- Set exercise -
Reading the listing below, count the lines that contain the word "document" and give that count alone.

- Records provided -
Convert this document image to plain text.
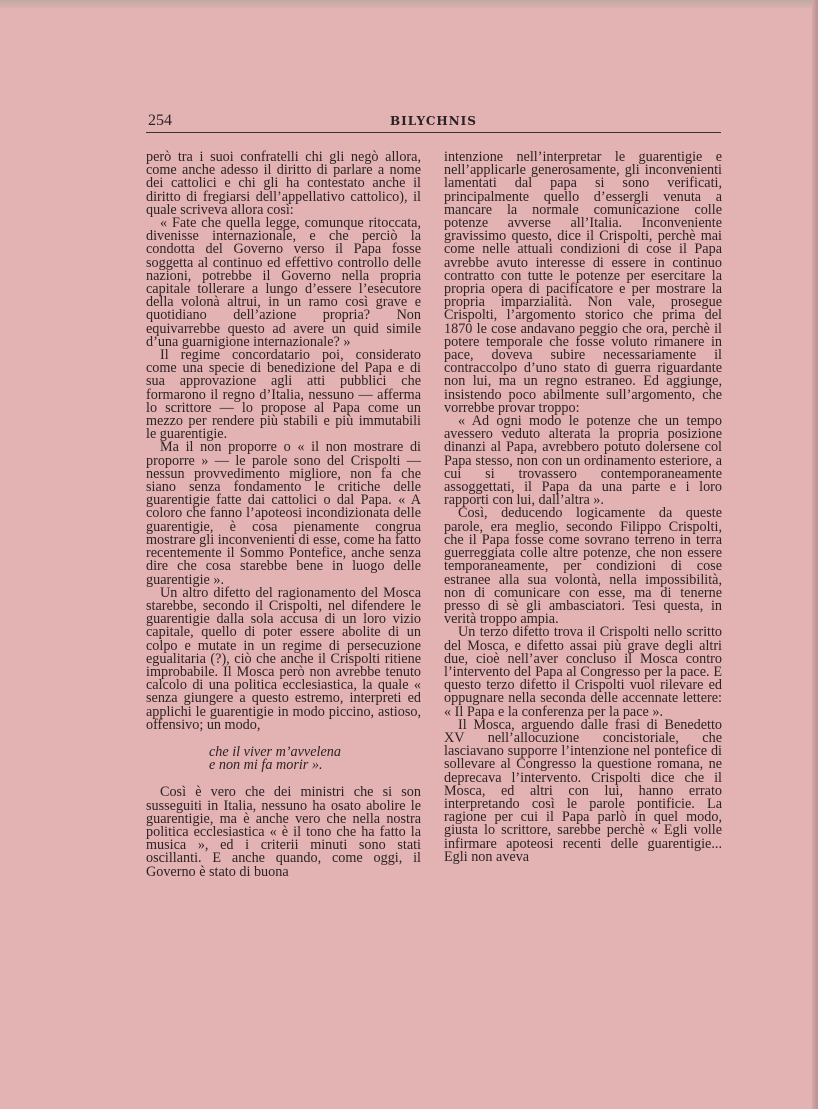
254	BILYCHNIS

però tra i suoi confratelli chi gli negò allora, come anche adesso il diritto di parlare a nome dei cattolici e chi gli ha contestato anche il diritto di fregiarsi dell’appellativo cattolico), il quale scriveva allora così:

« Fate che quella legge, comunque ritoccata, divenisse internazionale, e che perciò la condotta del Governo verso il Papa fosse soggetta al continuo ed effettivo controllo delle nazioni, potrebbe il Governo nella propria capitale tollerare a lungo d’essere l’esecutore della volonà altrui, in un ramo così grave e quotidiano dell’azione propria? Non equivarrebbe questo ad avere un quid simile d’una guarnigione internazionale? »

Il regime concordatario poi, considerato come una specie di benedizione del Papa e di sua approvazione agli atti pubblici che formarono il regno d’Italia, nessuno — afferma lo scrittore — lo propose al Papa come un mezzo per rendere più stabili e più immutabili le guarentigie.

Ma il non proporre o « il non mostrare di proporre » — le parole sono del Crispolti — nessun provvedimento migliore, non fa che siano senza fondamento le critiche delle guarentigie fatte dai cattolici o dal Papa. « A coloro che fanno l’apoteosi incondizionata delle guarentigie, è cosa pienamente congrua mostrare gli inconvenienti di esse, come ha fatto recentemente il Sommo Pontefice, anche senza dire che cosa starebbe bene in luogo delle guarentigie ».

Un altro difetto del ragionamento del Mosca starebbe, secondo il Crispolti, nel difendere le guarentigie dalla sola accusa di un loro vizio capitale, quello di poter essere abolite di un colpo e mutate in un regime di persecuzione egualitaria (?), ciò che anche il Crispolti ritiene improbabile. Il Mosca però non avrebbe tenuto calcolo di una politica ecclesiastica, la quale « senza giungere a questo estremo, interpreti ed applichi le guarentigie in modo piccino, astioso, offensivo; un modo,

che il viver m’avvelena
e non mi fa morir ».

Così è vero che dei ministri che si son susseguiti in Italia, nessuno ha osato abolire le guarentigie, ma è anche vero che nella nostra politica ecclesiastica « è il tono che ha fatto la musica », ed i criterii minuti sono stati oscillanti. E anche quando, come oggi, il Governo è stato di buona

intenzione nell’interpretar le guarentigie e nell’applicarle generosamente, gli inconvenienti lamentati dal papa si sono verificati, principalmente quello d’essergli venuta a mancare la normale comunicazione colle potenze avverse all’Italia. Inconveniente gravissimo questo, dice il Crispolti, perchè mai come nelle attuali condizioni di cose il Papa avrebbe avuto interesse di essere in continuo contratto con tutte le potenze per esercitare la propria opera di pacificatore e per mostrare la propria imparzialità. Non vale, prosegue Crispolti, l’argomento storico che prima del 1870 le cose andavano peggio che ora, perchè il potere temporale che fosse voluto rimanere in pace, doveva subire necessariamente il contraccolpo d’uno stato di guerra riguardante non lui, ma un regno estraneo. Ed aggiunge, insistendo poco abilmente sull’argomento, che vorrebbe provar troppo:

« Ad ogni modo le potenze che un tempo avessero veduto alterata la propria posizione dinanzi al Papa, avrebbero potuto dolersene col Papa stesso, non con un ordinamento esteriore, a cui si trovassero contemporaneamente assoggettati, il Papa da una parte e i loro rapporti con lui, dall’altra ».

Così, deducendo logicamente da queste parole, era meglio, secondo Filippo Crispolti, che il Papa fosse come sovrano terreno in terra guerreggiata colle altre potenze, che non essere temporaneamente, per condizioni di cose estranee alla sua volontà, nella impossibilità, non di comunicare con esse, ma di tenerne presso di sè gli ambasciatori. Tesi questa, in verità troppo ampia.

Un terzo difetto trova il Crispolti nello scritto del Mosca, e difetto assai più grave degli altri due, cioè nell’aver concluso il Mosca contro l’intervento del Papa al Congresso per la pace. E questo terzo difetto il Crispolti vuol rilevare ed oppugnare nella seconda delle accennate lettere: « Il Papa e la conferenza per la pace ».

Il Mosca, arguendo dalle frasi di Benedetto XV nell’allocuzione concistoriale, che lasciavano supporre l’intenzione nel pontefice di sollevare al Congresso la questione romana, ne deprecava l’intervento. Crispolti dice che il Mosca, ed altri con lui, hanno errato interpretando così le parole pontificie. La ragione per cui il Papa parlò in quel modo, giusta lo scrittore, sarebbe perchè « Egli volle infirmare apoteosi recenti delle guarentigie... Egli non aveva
...
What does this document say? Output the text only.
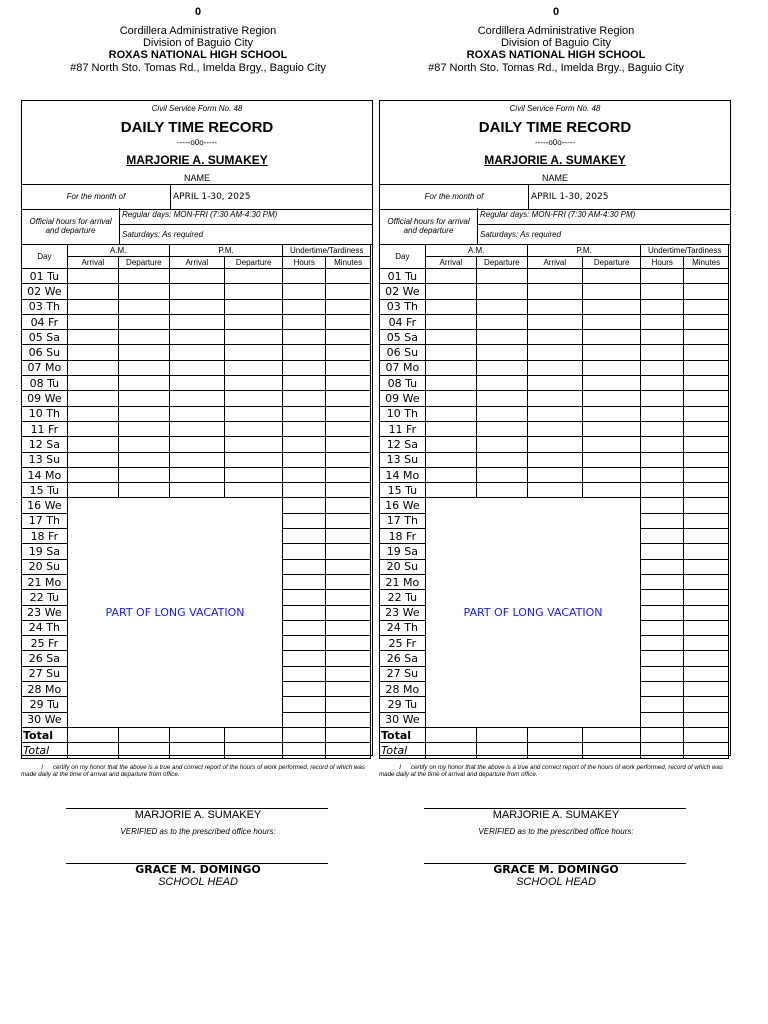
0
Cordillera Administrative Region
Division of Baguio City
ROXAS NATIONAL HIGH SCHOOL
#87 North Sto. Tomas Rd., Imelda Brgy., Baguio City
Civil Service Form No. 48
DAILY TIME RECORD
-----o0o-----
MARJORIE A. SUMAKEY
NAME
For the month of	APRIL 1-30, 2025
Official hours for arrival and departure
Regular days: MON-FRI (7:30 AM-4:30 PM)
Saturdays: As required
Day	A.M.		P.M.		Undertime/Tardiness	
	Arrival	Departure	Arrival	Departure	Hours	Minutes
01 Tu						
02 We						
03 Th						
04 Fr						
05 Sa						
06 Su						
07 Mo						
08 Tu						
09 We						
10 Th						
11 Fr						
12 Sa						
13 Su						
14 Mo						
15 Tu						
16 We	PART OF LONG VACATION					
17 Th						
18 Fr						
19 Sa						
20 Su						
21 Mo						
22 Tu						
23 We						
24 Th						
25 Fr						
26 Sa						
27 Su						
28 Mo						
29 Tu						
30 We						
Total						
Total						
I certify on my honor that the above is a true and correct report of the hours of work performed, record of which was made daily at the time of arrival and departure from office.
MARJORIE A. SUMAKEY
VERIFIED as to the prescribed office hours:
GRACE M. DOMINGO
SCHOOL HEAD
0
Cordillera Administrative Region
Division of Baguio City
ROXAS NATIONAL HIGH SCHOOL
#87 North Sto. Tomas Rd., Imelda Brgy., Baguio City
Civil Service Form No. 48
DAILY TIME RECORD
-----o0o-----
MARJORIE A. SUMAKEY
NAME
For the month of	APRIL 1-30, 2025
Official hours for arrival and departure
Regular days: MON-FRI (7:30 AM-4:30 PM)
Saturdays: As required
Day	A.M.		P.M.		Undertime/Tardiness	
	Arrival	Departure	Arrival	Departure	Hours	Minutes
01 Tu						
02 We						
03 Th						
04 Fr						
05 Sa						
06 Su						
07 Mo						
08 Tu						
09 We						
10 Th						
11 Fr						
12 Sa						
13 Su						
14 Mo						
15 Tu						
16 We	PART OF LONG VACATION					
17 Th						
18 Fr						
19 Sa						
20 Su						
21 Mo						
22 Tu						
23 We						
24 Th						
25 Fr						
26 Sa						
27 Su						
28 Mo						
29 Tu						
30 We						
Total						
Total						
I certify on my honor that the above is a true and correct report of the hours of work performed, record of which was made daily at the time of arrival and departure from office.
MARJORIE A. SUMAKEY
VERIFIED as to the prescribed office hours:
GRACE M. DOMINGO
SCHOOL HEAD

- Solution -
2